» WHAT IS ASKED:
The listing beneath should be written out in full, exactly as shown.
++++ SUPPLIED MATERIAL
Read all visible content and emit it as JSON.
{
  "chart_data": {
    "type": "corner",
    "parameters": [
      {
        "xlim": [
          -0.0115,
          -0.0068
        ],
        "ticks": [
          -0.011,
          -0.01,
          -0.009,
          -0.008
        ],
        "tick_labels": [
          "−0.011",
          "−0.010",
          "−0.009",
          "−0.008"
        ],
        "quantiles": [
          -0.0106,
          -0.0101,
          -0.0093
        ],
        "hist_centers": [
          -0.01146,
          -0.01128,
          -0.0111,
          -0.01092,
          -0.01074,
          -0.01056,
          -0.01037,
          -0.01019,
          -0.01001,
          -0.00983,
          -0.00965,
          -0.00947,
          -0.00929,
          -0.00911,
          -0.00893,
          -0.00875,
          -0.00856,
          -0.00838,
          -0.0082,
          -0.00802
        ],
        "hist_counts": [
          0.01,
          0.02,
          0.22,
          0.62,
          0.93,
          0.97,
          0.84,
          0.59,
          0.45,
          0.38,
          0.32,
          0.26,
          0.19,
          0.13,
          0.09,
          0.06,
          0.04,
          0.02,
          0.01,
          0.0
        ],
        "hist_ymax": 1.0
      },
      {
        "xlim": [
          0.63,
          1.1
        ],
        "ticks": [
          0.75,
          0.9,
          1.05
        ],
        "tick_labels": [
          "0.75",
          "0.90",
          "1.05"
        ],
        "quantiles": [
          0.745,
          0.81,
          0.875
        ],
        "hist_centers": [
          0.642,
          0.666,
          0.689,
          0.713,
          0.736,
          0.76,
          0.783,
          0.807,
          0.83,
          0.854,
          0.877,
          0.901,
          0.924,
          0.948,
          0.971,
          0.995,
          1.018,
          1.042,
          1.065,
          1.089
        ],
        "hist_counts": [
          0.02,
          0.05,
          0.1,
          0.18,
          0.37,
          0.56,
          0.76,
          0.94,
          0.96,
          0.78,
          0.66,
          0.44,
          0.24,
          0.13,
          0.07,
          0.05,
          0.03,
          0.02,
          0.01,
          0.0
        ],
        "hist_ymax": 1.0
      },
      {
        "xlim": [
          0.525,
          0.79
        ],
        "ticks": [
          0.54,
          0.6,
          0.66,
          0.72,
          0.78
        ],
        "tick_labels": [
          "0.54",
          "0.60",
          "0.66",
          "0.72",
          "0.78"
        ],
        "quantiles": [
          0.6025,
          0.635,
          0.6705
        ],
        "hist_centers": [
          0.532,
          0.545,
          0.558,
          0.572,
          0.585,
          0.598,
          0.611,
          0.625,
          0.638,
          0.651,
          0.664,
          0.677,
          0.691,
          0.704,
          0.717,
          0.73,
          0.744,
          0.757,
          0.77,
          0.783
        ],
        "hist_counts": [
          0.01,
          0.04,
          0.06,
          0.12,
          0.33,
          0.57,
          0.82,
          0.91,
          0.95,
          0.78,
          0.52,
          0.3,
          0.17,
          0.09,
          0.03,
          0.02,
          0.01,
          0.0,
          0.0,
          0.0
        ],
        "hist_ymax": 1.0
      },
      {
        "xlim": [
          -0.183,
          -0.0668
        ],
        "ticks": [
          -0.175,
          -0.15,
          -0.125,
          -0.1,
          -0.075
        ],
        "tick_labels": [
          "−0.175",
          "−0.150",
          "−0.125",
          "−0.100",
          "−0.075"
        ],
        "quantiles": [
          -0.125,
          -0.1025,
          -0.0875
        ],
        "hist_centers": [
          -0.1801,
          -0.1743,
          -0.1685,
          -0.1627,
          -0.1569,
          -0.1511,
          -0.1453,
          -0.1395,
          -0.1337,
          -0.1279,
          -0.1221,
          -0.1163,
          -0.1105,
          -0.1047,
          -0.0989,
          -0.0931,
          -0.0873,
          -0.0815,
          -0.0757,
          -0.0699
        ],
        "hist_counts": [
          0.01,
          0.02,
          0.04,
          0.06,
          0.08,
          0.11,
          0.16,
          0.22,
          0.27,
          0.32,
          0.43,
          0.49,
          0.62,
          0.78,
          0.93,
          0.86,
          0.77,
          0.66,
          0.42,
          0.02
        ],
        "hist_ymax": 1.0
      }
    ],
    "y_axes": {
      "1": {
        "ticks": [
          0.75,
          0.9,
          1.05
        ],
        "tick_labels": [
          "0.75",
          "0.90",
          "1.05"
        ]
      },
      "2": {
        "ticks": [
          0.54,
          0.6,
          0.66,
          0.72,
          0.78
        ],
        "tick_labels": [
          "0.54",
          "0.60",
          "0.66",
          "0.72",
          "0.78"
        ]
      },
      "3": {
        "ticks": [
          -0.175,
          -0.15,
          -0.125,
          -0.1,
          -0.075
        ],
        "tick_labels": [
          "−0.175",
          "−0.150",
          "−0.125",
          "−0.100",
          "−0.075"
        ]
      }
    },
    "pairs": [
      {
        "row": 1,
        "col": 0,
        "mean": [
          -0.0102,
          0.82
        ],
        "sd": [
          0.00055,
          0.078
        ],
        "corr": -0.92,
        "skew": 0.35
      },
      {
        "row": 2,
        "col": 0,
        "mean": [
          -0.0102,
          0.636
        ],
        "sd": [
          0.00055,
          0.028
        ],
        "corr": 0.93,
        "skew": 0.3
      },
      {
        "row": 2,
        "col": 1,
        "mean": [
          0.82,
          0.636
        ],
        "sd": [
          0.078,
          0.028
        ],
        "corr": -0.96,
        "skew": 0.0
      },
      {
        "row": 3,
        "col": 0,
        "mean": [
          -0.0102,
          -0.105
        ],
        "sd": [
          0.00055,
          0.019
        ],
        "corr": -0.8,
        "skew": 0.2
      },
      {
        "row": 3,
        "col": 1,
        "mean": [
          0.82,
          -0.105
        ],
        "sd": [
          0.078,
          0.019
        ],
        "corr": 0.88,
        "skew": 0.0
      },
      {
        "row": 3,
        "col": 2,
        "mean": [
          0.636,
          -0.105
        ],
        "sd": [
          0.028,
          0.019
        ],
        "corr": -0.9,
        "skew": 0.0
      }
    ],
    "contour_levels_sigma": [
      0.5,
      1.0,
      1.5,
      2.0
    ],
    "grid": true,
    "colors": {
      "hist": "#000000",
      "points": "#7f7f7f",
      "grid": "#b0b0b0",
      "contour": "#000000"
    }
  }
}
++++++++
» EXERCISE RESULT:
Read all visible content and emit it as JSON.
{
  "chart_data": {
    "type": "corner",
    "parameters": [
      {
        "xlim": [
          -0.0115,
          -0.0068
        ],
        "ticks": [
          -0.011,
          -0.01,
          -0.009,
          -0.008
        ],
        "tick_labels": [
          "−0.011",
          "−0.010",
          "−0.009",
          "−0.008"
        ],
        "quantiles": [
          -0.0106,
          -0.0101,
          -0.0093
        ],
        "hist_centers": [
          -0.01146,
          -0.01128,
          -0.0111,
          -0.01092,
          -0.01074,
          -0.01056,
          -0.01037,
          -0.01019,
          -0.01001,
          -0.00983,
          -0.00965,
          -0.00947,
          -0.00929,
          -0.00911,
          -0.00893,
          -0.00875,
          -0.00856,
          -0.00838,
          -0.0082,
          -0.00802
        ],
        "hist_counts": [
          0.01,
          0.02,
          0.22,
          0.62,
          0.93,
          0.97,
          0.84,
          0.59,
          0.45,
          0.38,
          0.32,
          0.26,
          0.19,
          0.13,
          0.09,
          0.06,
          0.04,
          0.02,
          0.01,
          0.0
        ],
        "hist_ymax": 1.0
      },
      {
        "xlim": [
          0.63,
          1.1
        ],
        "ticks": [
          0.75,
          0.9,
          1.05
        ],
        "tick_labels": [
          "0.75",
          "0.90",
          "1.05"
        ],
        "quantiles": [
          0.745,
          0.81,
          0.875
        ],
        "hist_centers": [
          0.642,
          0.666,
          0.689,
          0.713,
          0.736,
          0.76,
          0.783,
          0.807,
          0.83,
          0.854,
          0.877,
          0.901,
          0.924,
          0.948,
          0.971,
          0.995,
          1.018,
          1.042,
          1.065,
          1.089
        ],
        "hist_counts": [
          0.02,
          0.05,
          0.1,
          0.18,
          0.37,
          0.56,
          0.76,
          0.94,
          0.96,
          0.78,
          0.66,
          0.44,
          0.24,
          0.13,
          0.07,
          0.05,
          0.03,
          0.02,
          0.01,
          0.0
        ],
        "hist_ymax": 1.0
      },
      {
        "xlim": [
          0.525,
          0.79
        ],
        "ticks": [
          0.54,
          0.6,
          0.66,
          0.72,
          0.78
        ],
        "tick_labels": [
          "0.54",
          "0.60",
          "0.66",
          "0.72",
          "0.78"
        ],
        "quantiles": [
          0.6025,
          0.635,
          0.6705
        ],
        "hist_centers": [
          0.532,
          0.545,
          0.558,
          0.572,
          0.585,
          0.598,
          0.611,
          0.625,
          0.638,
          0.651,
          0.664,
          0.677,
          0.691,
          0.704,
          0.717,
          0.73,
          0.744,
          0.757,
          0.77,
          0.783
        ],
        "hist_counts": [
          0.01,
          0.04,
          0.06,
          0.12,
          0.33,
          0.57,
          0.82,
          0.91,
          0.95,
          0.78,
          0.52,
          0.3,
          0.17,
          0.09,
          0.03,
          0.02,
          0.01,
          0.0,
          0.0,
          0.0
        ],
        "hist_ymax": 1.0
      },
      {
        "xlim": [
          -0.183,
          -0.0668
        ],
        "ticks": [
          -0.175,
          -0.15,
          -0.125,
          -0.1,
          -0.075
        ],
        "tick_labels": [
          "−0.175",
          "−0.150",
          "−0.125",
          "−0.100",
          "−0.075"
        ],
        "quantiles": [
          -0.125,
          -0.1025,
          -0.0875
        ],
        "hist_centers": [
          -0.1801,
          -0.1743,
          -0.1685,
          -0.1627,
          -0.1569,
          -0.1511,
          -0.1453,
          -0.1395,
          -0.1337,
          -0.1279,
          -0.1221,
          -0.1163,
          -0.1105,
          -0.1047,
          -0.0989,
          -0.0931,
          -0.0873,
          -0.0815,
          -0.0757,
          -0.0699
        ],
        "hist_counts": [
          0.01,
          0.02,
          0.04,
          0.06,
          0.08,
          0.11,
          0.16,
          0.22,
          0.27,
          0.32,
          0.43,
          0.49,
          0.62,
          0.78,
          0.93,
          0.86,
          0.77,
          0.66,
          0.42,
          0.02
        ],
        "hist_ymax": 1.0
      }
    ],
    "y_axes": {
      "1": {
        "ticks": [
          0.75,
          0.9,
          1.05
        ],
        "tick_labels": [
          "0.75",
          "0.90",
          "1.05"
        ]
      },
      "2": {
        "ticks": [
          0.54,
          0.6,
          0.66,
          0.72,
          0.78
        ],
        "tick_labels": [
          "0.54",
          "0.60",
          "0.66",
          "0.72",
          "0.78"
        ]
      },
      "3": {
        "ticks": [
          -0.175,
          -0.15,
          -0.125,
          -0.1,
          -0.075
        ],
        "tick_labels": [
          "−0.175",
          "−0.150",
          "−0.125",
          "−0.100",
          "−0.075"
        ]
      }
    },
    "pairs": [
      {
        "row": 1,
        "col": 0,
        "mean": [
          -0.0102,
          0.82
        ],
        "sd": [
          0.00055,
          0.078
        ],
        "corr": -0.92,
        "skew": 0.35
      },
      {
        "row": 2,
        "col": 0,
        "mean": [
          -0.0102,
          0.636
        ],
        "sd": [
          0.00055,
          0.028
        ],
        "corr": 0.93,
        "skew": 0.3
      },
      {
        "row": 2,
        "col": 1,
        "mean": [
          0.82,
          0.636
        ],
        "sd": [
          0.078,
          0.028
        ],
        "corr": -0.96,
        "skew": 0.0
      },
      {
        "row": 3,
        "col": 0,
        "mean": [
          -0.0102,
          -0.105
        ],
        "sd": [
          0.00055,
          0.019
        ],
        "corr": -0.8,
        "skew": 0.2
      },
      {
        "row": 3,
        "col": 1,
        "mean": [
          0.82,
          -0.105
        ],
        "sd": [
          0.078,
          0.019
        ],
        "corr": 0.88,
        "skew": 0.0
      },
      {
        "row": 3,
        "col": 2,
        "mean": [
          0.636,
          -0.105
        ],
        "sd": [
          0.028,
          0.019
        ],
        "corr": -0.9,
        "skew": 0.0
      }
    ],
    "contour_levels_sigma": [
      0.5,
      1.0,
      1.5,
      2.0
    ],
    "grid": true,
    "colors": {
      "hist": "#000000",
      "points": "#7f7f7f",
      "grid": "#b0b0b0",
      "contour": "#000000"
    }
  }
}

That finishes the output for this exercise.